* RECORDS PROVIDED:
----------

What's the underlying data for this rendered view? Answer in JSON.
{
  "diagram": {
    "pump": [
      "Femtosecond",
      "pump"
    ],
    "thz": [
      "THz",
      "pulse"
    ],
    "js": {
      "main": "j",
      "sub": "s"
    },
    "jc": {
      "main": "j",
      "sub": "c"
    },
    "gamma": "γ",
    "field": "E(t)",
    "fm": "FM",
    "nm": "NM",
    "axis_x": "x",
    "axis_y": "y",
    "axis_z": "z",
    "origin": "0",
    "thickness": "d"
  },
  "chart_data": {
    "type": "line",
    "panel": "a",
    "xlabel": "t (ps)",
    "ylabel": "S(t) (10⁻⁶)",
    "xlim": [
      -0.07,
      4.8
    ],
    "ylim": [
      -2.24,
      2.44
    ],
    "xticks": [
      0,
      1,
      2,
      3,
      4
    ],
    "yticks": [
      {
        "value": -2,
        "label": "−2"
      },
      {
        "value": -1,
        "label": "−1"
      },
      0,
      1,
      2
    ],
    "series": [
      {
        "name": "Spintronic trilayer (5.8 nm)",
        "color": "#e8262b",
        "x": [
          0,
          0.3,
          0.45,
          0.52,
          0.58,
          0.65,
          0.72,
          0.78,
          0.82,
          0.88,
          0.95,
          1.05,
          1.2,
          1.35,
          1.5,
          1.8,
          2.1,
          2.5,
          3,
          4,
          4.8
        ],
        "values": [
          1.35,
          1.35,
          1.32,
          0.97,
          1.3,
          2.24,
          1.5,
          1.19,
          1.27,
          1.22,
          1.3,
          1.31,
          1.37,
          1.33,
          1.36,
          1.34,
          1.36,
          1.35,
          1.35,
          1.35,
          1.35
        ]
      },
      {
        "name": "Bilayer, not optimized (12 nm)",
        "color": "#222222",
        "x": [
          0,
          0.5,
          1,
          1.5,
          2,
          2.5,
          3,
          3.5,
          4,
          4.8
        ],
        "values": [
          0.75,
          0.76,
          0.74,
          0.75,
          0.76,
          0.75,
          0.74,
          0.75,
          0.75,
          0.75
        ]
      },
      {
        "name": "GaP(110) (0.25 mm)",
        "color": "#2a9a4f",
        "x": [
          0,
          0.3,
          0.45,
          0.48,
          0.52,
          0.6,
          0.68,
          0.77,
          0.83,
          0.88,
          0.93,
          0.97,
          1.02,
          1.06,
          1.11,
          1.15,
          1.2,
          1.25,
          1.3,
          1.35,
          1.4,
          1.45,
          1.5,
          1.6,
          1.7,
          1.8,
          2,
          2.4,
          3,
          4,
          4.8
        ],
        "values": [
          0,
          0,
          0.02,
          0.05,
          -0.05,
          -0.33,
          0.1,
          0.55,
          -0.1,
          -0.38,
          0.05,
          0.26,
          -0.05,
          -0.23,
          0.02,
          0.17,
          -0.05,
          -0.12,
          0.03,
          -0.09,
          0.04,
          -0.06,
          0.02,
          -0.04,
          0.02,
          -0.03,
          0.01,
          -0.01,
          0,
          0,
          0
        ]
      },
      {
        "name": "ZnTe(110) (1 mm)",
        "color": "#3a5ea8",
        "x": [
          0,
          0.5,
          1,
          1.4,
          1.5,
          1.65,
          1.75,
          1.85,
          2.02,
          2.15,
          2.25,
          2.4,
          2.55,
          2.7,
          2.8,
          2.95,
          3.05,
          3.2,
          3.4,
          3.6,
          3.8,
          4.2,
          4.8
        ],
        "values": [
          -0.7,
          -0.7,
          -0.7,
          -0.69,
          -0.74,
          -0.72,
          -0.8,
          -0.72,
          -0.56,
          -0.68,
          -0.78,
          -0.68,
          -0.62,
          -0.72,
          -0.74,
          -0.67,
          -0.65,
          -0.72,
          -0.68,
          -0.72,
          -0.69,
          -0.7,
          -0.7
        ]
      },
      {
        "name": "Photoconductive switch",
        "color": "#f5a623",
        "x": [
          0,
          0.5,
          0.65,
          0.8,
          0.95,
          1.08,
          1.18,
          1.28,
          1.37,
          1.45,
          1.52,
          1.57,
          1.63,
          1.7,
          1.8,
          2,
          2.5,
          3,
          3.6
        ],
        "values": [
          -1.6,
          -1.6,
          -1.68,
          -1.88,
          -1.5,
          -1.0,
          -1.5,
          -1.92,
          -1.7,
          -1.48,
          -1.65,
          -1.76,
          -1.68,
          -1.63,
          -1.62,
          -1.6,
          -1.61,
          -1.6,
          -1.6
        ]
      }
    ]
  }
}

----------

* EXERCISE: Locate each line with the word "color" and copy it.

* RESULT:
        "color": "#e8262b",
        "color": "#222222",
        "color": "#2a9a4f",
        "color": "#3a5ea8",
        "color": "#f5a623",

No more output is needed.